▶ STATED EXERCISE: Below is a listing; write it out exactly and drop any images from it.

===== GIVEN RECORDS

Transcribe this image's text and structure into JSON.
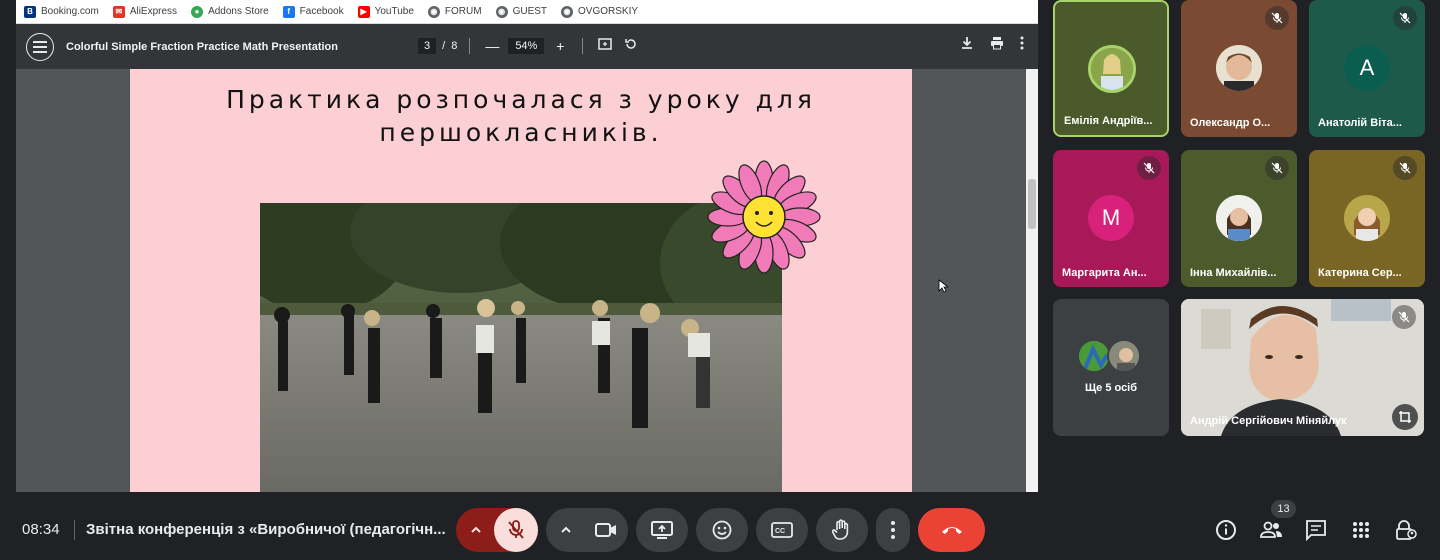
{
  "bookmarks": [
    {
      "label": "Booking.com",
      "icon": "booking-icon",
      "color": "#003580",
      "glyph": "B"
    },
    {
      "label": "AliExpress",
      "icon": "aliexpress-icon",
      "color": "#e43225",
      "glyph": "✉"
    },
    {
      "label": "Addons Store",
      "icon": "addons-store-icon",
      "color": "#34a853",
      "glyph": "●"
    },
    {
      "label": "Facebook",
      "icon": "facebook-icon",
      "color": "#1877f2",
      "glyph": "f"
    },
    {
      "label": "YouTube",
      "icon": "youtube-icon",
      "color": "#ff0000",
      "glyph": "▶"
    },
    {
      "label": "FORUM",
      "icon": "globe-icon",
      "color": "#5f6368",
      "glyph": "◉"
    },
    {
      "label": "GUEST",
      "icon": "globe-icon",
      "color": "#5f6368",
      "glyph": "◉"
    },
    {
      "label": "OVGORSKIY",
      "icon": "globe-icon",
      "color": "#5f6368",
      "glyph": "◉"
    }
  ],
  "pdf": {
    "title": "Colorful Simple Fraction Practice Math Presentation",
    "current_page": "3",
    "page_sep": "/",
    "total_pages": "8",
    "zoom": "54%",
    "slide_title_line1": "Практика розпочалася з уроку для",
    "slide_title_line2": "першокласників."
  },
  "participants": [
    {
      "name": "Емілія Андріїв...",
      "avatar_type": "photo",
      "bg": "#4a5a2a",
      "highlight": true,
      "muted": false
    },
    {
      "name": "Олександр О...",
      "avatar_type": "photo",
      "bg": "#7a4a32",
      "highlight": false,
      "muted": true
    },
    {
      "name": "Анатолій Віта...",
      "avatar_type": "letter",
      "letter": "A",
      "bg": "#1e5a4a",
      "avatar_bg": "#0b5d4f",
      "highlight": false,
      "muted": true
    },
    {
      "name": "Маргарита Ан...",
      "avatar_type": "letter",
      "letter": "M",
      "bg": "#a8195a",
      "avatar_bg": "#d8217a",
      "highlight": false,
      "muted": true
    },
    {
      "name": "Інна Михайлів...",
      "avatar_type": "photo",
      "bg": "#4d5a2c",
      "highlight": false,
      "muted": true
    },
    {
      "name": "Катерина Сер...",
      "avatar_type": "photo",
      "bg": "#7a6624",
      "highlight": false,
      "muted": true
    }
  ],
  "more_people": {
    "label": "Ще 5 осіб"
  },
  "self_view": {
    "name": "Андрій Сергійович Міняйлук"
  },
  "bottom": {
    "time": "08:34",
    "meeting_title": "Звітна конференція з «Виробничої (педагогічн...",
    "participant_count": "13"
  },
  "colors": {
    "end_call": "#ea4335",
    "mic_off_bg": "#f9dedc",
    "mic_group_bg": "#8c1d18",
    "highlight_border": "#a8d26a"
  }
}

==========

▶ OUTPUT:
Transcribe this image's text and structure into JSON.
{
  "bookmarks": [
    {
      "label": "Booking.com",
      "icon": "booking-icon",
      "color": "#003580",
      "glyph": "B"
    },
    {
      "label": "AliExpress",
      "icon": "aliexpress-icon",
      "color": "#e43225",
      "glyph": "✉"
    },
    {
      "label": "Addons Store",
      "icon": "addons-store-icon",
      "color": "#34a853",
      "glyph": "●"
    },
    {
      "label": "Facebook",
      "icon": "facebook-icon",
      "color": "#1877f2",
      "glyph": "f"
    },
    {
      "label": "YouTube",
      "icon": "youtube-icon",
      "color": "#ff0000",
      "glyph": "▶"
    },
    {
      "label": "FORUM",
      "icon": "globe-icon",
      "color": "#5f6368",
      "glyph": "◉"
    },
    {
      "label": "GUEST",
      "icon": "globe-icon",
      "color": "#5f6368",
      "glyph": "◉"
    },
    {
      "label": "OVGORSKIY",
      "icon": "globe-icon",
      "color": "#5f6368",
      "glyph": "◉"
    }
  ],
  "pdf": {
    "title": "Colorful Simple Fraction Practice Math Presentation",
    "current_page": "3",
    "page_sep": "/",
    "total_pages": "8",
    "zoom": "54%",
    "slide_title_line1": "Практика розпочалася з уроку для",
    "slide_title_line2": "першокласників."
  },
  "participants": [
    {
      "name": "Емілія Андріїв...",
      "avatar_type": "photo",
      "bg": "#4a5a2a",
      "highlight": true,
      "muted": false
    },
    {
      "name": "Олександр О...",
      "avatar_type": "photo",
      "bg": "#7a4a32",
      "highlight": false,
      "muted": true
    },
    {
      "name": "Анатолій Віта...",
      "avatar_type": "letter",
      "letter": "A",
      "bg": "#1e5a4a",
      "avatar_bg": "#0b5d4f",
      "highlight": false,
      "muted": true
    },
    {
      "name": "Маргарита Ан...",
      "avatar_type": "letter",
      "letter": "M",
      "bg": "#a8195a",
      "avatar_bg": "#d8217a",
      "highlight": false,
      "muted": true
    },
    {
      "name": "Інна Михайлів...",
      "avatar_type": "photo",
      "bg": "#4d5a2c",
      "highlight": false,
      "muted": true
    },
    {
      "name": "Катерина Сер...",
      "avatar_type": "photo",
      "bg": "#7a6624",
      "highlight": false,
      "muted": true
    }
  ],
  "more_people": {
    "label": "Ще 5 осіб"
  },
  "self_view": {
    "name": "Андрій Сергійович Міняйлук"
  },
  "bottom": {
    "time": "08:34",
    "meeting_title": "Звітна конференція з «Виробничої (педагогічн...",
    "participant_count": "13"
  },
  "colors": {
    "end_call": "#ea4335",
    "mic_off_bg": "#f9dedc",
    "mic_group_bg": "#8c1d18",
    "highlight_border": "#a8d26a"
  }
}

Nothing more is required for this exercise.